Short exercise ->
Without the images, write out all of the following entries exactly.
------------------------------------
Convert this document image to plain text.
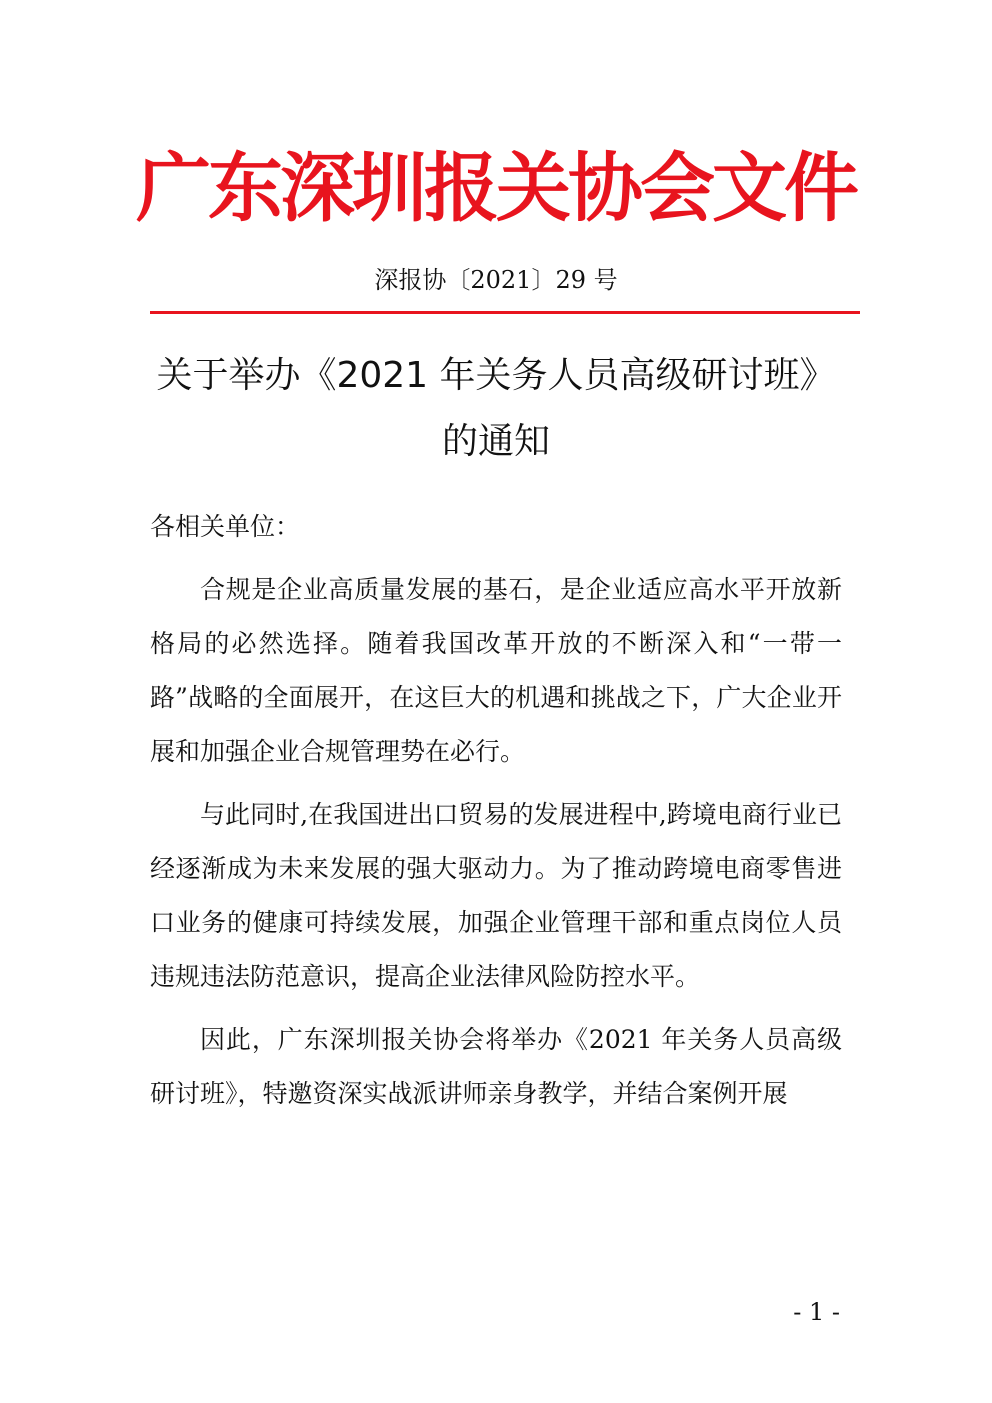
广东深圳报关协会文件
深报协〔2021〕29 号
关于举办《2021 年关务人员高级研讨班》
的通知
各相关单位：
合规是企业高质量发展的基石，是企业适应高水平开放新格局的必然选择。随着我国改革开放的不断深入和“一带一路”战略的全面展开，在这巨大的机遇和挑战之下，广大企业开展和加强企业合规管理势在必行。
与此同时,在我国进出口贸易的发展进程中,跨境电商行业已经逐渐成为未来发展的强大驱动力。为了推动跨境电商零售进口业务的健康可持续发展，加强企业管理干部和重点岗位人员违规违法防范意识，提高企业法律风险防控水平。
因此，广东深圳报关协会将举办《2021 年关务人员高级研讨班》，特邀资深实战派讲师亲身教学，并结合案例开展
- 1 -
------------------------------------
Written answer ->
Convert this document image to plain text.
广东深圳报关协会文件
深报协〔2021〕29 号
关于举办《2021 年关务人员高级研讨班》
的通知
各相关单位：
合规是企业高质量发展的基石，是企业适应高水平开放新格局的必然选择。随着我国改革开放的不断深入和“一带一路”战略的全面展开，在这巨大的机遇和挑战之下，广大企业开展和加强企业合规管理势在必行。
与此同时,在我国进出口贸易的发展进程中,跨境电商行业已经逐渐成为未来发展的强大驱动力。为了推动跨境电商零售进口业务的健康可持续发展，加强企业管理干部和重点岗位人员违规违法防范意识，提高企业法律风险防控水平。
因此，广东深圳报关协会将举办《2021 年关务人员高级研讨班》，特邀资深实战派讲师亲身教学，并结合案例开展
- 1 -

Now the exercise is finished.